[PROBLEM DESCRIPTION]: Please pull everything from "2010 to present: The" down to "Tockholes, Sudell, Sunnyhurst, and Whitehall." out of the Rossendale and Darwen text, copied word for word.
Begin PAGE TEXT
Rossendale and Darwen is a constituency in Lancashire represented in the House of Commons of the UK Parliament since 2010 by Sir Jake Berry, the former Chairman of the Conservative Party.

Boundaries

1983 to 1997: The Borough of Rossendale, and the Borough of Blackburn wards of Earcroft, Marsh House, North Turton, Sudell, Sunnyhurst, and Whitehall.

1997 to 2010: All the wards of the Borough of Rossendale except the Greenfield and Worsley wards, and the Borough of Blackburn wards of Earcroft, Marsh House, North Turton, Sudell, Sunnyhurst, and Whitehall.

2010 to present: The Borough of Rossendale wards of Cribden, Eden, Facit and Shawforth, Goodshaw, Greensclough, Hareholme, Healey and Whitworth, Helmshore, Irwell, Longholme, Stacksteads, and Whitewell, and the Borough of Blackburn with Darwen wards of Earcroft, East Rural, Fernhurst, Marsh House, North Turton with Tockholes, Sudell, Sunnyhurst, and Whitehall.
End PAGE TEXT
Begin PROVIDED MATERIAL
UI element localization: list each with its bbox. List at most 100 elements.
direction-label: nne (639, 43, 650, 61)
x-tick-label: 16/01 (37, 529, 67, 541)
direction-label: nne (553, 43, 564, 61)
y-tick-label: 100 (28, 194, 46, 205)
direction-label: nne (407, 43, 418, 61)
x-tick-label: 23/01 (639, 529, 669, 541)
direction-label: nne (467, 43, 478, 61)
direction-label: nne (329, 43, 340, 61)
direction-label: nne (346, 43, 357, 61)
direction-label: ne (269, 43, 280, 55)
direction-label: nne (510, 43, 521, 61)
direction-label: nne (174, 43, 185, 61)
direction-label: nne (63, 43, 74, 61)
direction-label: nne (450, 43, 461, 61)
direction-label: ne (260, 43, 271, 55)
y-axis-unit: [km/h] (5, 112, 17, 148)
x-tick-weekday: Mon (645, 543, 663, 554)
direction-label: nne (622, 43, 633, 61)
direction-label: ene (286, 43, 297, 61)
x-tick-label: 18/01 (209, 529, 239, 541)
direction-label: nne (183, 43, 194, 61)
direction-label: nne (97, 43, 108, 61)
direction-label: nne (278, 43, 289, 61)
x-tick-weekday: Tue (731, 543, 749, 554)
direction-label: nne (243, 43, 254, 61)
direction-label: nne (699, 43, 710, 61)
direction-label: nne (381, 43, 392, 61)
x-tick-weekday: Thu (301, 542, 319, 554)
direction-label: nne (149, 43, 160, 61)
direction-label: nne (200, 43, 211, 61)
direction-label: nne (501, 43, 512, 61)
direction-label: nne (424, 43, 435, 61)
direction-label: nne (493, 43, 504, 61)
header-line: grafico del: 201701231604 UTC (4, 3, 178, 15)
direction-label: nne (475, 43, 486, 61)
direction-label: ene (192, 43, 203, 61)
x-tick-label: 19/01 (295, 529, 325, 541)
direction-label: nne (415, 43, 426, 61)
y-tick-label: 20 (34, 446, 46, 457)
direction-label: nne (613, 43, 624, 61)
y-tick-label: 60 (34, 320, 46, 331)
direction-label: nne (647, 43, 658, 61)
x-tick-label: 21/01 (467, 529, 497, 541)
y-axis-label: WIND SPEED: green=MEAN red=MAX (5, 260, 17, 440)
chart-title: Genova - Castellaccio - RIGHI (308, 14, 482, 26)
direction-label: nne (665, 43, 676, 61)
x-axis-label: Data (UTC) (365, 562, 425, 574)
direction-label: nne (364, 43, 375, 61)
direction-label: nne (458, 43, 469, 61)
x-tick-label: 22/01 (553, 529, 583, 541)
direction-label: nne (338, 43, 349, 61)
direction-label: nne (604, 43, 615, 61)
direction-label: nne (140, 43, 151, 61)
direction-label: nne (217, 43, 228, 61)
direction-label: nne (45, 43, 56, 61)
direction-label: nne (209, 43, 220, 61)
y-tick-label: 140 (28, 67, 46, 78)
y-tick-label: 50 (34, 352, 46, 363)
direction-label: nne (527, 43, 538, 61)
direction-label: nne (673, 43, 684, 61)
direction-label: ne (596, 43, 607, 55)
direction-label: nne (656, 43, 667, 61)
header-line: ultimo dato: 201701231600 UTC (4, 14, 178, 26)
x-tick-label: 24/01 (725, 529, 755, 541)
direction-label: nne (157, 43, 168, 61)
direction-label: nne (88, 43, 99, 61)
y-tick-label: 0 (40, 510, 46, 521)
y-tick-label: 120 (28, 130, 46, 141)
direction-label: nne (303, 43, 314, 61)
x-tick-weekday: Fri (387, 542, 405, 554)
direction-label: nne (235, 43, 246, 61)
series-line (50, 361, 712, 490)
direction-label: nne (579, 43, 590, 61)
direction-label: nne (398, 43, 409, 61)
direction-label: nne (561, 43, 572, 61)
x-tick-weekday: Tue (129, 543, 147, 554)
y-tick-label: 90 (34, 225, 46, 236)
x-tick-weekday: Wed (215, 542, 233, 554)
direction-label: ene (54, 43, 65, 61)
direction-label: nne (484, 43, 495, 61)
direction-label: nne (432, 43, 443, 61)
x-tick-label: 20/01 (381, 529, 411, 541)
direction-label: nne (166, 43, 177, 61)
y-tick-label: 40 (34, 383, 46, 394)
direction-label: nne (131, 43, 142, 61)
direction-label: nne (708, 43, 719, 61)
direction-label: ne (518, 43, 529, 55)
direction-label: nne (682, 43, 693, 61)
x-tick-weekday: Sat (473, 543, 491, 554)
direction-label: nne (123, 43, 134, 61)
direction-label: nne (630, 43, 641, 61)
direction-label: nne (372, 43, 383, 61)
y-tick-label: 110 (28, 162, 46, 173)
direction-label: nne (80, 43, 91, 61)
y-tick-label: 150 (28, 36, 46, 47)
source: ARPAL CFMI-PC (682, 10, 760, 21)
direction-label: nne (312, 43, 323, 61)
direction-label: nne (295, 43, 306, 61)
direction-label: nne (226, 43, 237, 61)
End PROVIDED MATERIAL
[ANSWER BELOW]:
2010 to present: The Borough of Rossendale wards of Cribden, Eden, Facit and Shawforth, Goodshaw, Greensclough, Hareholme, Healey and Whitworth, Helmshore, Irwell, Longholme, Stacksteads, and Whitewell, and the Borough of Blackburn with Darwen wards of Earcroft, East Rural, Fernhurst, Marsh House, North Turton with Tockholes, Sudell, Sunnyhurst, and Whitehall.